Data about app and page elements
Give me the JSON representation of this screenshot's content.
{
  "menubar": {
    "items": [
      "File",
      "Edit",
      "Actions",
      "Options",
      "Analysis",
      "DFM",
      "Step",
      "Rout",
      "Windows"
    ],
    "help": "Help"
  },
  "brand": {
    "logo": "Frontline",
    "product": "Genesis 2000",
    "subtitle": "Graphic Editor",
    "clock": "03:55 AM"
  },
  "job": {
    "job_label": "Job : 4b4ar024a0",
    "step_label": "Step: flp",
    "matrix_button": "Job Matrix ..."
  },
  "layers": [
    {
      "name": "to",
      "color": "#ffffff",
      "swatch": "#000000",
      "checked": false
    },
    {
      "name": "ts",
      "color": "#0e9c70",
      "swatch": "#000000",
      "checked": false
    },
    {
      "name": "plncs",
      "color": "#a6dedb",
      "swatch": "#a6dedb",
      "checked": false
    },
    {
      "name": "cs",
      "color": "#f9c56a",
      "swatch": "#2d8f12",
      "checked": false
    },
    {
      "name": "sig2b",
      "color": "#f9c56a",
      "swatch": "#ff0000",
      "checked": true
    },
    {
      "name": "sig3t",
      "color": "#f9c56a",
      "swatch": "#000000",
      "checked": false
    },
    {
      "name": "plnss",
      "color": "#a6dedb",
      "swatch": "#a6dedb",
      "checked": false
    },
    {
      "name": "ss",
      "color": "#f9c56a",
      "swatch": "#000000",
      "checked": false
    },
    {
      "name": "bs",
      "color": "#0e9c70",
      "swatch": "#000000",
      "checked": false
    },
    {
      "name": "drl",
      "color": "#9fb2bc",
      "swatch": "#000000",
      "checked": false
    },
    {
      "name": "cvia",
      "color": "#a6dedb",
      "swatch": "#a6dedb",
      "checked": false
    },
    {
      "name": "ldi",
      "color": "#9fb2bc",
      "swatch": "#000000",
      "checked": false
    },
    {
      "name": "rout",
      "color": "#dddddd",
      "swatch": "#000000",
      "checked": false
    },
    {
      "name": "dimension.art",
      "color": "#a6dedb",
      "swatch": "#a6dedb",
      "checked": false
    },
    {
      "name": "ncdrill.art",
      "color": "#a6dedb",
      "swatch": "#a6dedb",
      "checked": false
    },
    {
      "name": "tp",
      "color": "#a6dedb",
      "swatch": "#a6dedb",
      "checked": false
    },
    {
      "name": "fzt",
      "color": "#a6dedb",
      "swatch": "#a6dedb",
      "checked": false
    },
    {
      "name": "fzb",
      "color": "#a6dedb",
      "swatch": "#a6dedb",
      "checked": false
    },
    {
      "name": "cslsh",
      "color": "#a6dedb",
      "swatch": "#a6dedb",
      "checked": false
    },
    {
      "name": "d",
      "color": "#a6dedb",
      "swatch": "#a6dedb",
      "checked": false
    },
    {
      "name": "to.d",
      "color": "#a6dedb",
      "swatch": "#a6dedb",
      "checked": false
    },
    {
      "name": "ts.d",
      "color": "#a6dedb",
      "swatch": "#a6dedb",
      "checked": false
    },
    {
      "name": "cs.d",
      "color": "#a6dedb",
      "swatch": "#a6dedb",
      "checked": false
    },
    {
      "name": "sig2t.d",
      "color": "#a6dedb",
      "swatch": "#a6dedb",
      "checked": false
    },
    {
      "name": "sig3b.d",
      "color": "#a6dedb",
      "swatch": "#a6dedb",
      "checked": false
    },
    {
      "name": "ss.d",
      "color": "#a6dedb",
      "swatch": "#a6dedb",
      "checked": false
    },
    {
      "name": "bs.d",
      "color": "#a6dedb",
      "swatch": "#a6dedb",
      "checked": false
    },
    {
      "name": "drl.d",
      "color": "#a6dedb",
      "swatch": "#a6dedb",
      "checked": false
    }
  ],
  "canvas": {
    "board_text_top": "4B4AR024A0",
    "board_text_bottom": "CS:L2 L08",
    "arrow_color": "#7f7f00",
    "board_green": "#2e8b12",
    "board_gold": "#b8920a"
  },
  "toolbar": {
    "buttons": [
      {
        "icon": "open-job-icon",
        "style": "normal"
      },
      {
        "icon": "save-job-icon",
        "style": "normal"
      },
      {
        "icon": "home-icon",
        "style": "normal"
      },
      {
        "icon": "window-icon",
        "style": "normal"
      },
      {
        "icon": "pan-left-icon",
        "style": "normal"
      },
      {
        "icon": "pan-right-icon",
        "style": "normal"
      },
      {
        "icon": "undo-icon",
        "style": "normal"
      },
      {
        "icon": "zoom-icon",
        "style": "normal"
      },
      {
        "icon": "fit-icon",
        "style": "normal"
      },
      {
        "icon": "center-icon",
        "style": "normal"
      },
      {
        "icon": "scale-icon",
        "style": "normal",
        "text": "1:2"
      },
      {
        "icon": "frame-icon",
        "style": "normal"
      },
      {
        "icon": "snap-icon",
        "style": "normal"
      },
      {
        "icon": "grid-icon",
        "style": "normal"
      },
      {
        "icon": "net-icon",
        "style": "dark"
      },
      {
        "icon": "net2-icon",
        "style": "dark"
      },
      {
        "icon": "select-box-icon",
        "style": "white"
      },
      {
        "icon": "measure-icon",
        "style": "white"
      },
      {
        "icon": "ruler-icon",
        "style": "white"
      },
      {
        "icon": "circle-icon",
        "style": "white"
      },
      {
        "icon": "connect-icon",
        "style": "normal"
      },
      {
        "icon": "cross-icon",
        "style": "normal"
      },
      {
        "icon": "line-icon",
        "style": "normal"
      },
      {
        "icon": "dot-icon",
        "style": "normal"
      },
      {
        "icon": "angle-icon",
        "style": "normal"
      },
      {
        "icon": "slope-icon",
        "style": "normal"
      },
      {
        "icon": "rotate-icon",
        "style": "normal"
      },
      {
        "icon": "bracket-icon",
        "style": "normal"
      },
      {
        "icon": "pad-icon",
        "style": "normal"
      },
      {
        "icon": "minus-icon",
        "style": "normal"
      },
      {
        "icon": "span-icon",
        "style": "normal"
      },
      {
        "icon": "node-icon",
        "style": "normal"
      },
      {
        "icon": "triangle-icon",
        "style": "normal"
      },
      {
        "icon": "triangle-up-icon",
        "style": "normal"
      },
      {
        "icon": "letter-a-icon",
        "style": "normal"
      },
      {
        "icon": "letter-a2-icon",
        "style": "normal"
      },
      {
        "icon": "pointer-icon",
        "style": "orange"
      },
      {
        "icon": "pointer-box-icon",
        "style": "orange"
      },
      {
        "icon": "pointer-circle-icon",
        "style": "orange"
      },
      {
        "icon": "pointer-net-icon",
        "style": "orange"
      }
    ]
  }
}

- Work order -
Line by line, copy the data above exactly as it reads.

- Written response -
Give me the JSON representation of this screenshot's content.
{
  "menubar": {
    "items": [
      "File",
      "Edit",
      "Actions",
      "Options",
      "Analysis",
      "DFM",
      "Step",
      "Rout",
      "Windows"
    ],
    "help": "Help"
  },
  "brand": {
    "logo": "Frontline",
    "product": "Genesis 2000",
    "subtitle": "Graphic Editor",
    "clock": "03:55 AM"
  },
  "job": {
    "job_label": "Job : 4b4ar024a0",
    "step_label": "Step: flp",
    "matrix_button": "Job Matrix ..."
  },
  "layers": [
    {
      "name": "to",
      "color": "#ffffff",
      "swatch": "#000000",
      "checked": false
    },
    {
      "name": "ts",
      "color": "#0e9c70",
      "swatch": "#000000",
      "checked": false
    },
    {
      "name": "plncs",
      "color": "#a6dedb",
      "swatch": "#a6dedb",
      "checked": false
    },
    {
      "name": "cs",
      "color": "#f9c56a",
      "swatch": "#2d8f12",
      "checked": false
    },
    {
      "name": "sig2b",
      "color": "#f9c56a",
      "swatch": "#ff0000",
      "checked": true
    },
    {
      "name": "sig3t",
      "color": "#f9c56a",
      "swatch": "#000000",
      "checked": false
    },
    {
      "name": "plnss",
      "color": "#a6dedb",
      "swatch": "#a6dedb",
      "checked": false
    },
    {
      "name": "ss",
      "color": "#f9c56a",
      "swatch": "#000000",
      "checked": false
    },
    {
      "name": "bs",
      "color": "#0e9c70",
      "swatch": "#000000",
      "checked": false
    },
    {
      "name": "drl",
      "color": "#9fb2bc",
      "swatch": "#000000",
      "checked": false
    },
    {
      "name": "cvia",
      "color": "#a6dedb",
      "swatch": "#a6dedb",
      "checked": false
    },
    {
      "name": "ldi",
      "color": "#9fb2bc",
      "swatch": "#000000",
      "checked": false
    },
    {
      "name": "rout",
      "color": "#dddddd",
      "swatch": "#000000",
      "checked": false
    },
    {
      "name": "dimension.art",
      "color": "#a6dedb",
      "swatch": "#a6dedb",
      "checked": false
    },
    {
      "name": "ncdrill.art",
      "color": "#a6dedb",
      "swatch": "#a6dedb",
      "checked": false
    },
    {
      "name": "tp",
      "color": "#a6dedb",
      "swatch": "#a6dedb",
      "checked": false
    },
    {
      "name": "fzt",
      "color": "#a6dedb",
      "swatch": "#a6dedb",
      "checked": false
    },
    {
      "name": "fzb",
      "color": "#a6dedb",
      "swatch": "#a6dedb",
      "checked": false
    },
    {
      "name": "cslsh",
      "color": "#a6dedb",
      "swatch": "#a6dedb",
      "checked": false
    },
    {
      "name": "d",
      "color": "#a6dedb",
      "swatch": "#a6dedb",
      "checked": false
    },
    {
      "name": "to.d",
      "color": "#a6dedb",
      "swatch": "#a6dedb",
      "checked": false
    },
    {
      "name": "ts.d",
      "color": "#a6dedb",
      "swatch": "#a6dedb",
      "checked": false
    },
    {
      "name": "cs.d",
      "color": "#a6dedb",
      "swatch": "#a6dedb",
      "checked": false
    },
    {
      "name": "sig2t.d",
      "color": "#a6dedb",
      "swatch": "#a6dedb",
      "checked": false
    },
    {
      "name": "sig3b.d",
      "color": "#a6dedb",
      "swatch": "#a6dedb",
      "checked": false
    },
    {
      "name": "ss.d",
      "color": "#a6dedb",
      "swatch": "#a6dedb",
      "checked": false
    },
    {
      "name": "bs.d",
      "color": "#a6dedb",
      "swatch": "#a6dedb",
      "checked": false
    },
    {
      "name": "drl.d",
      "color": "#a6dedb",
      "swatch": "#a6dedb",
      "checked": false
    }
  ],
  "canvas": {
    "board_text_top": "4B4AR024A0",
    "board_text_bottom": "CS:L2 L08",
    "arrow_color": "#7f7f00",
    "board_green": "#2e8b12",
    "board_gold": "#b8920a"
  },
  "toolbar": {
    "buttons": [
      {
        "icon": "open-job-icon",
        "style": "normal"
      },
      {
        "icon": "save-job-icon",
        "style": "normal"
      },
      {
        "icon": "home-icon",
        "style": "normal"
      },
      {
        "icon": "window-icon",
        "style": "normal"
      },
      {
        "icon": "pan-left-icon",
        "style": "normal"
      },
      {
        "icon": "pan-right-icon",
        "style": "normal"
      },
      {
        "icon": "undo-icon",
        "style": "normal"
      },
      {
        "icon": "zoom-icon",
        "style": "normal"
      },
      {
        "icon": "fit-icon",
        "style": "normal"
      },
      {
        "icon": "center-icon",
        "style": "normal"
      },
      {
        "icon": "scale-icon",
        "style": "normal",
        "text": "1:2"
      },
      {
        "icon": "frame-icon",
        "style": "normal"
      },
      {
        "icon": "snap-icon",
        "style": "normal"
      },
      {
        "icon": "grid-icon",
        "style": "normal"
      },
      {
        "icon": "net-icon",
        "style": "dark"
      },
      {
        "icon": "net2-icon",
        "style": "dark"
      },
      {
        "icon": "select-box-icon",
        "style": "white"
      },
      {
        "icon": "measure-icon",
        "style": "white"
      },
      {
        "icon": "ruler-icon",
        "style": "white"
      },
      {
        "icon": "circle-icon",
        "style": "white"
      },
      {
        "icon": "connect-icon",
        "style": "normal"
      },
      {
        "icon": "cross-icon",
        "style": "normal"
      },
      {
        "icon": "line-icon",
        "style": "normal"
      },
      {
        "icon": "dot-icon",
        "style": "normal"
      },
      {
        "icon": "angle-icon",
        "style": "normal"
      },
      {
        "icon": "slope-icon",
        "style": "normal"
      },
      {
        "icon": "rotate-icon",
        "style": "normal"
      },
      {
        "icon": "bracket-icon",
        "style": "normal"
      },
      {
        "icon": "pad-icon",
        "style": "normal"
      },
      {
        "icon": "minus-icon",
        "style": "normal"
      },
      {
        "icon": "span-icon",
        "style": "normal"
      },
      {
        "icon": "node-icon",
        "style": "normal"
      },
      {
        "icon": "triangle-icon",
        "style": "normal"
      },
      {
        "icon": "triangle-up-icon",
        "style": "normal"
      },
      {
        "icon": "letter-a-icon",
        "style": "normal"
      },
      {
        "icon": "letter-a2-icon",
        "style": "normal"
      },
      {
        "icon": "pointer-icon",
        "style": "orange"
      },
      {
        "icon": "pointer-box-icon",
        "style": "orange"
      },
      {
        "icon": "pointer-circle-icon",
        "style": "orange"
      },
      {
        "icon": "pointer-net-icon",
        "style": "orange"
      }
    ]
  }
}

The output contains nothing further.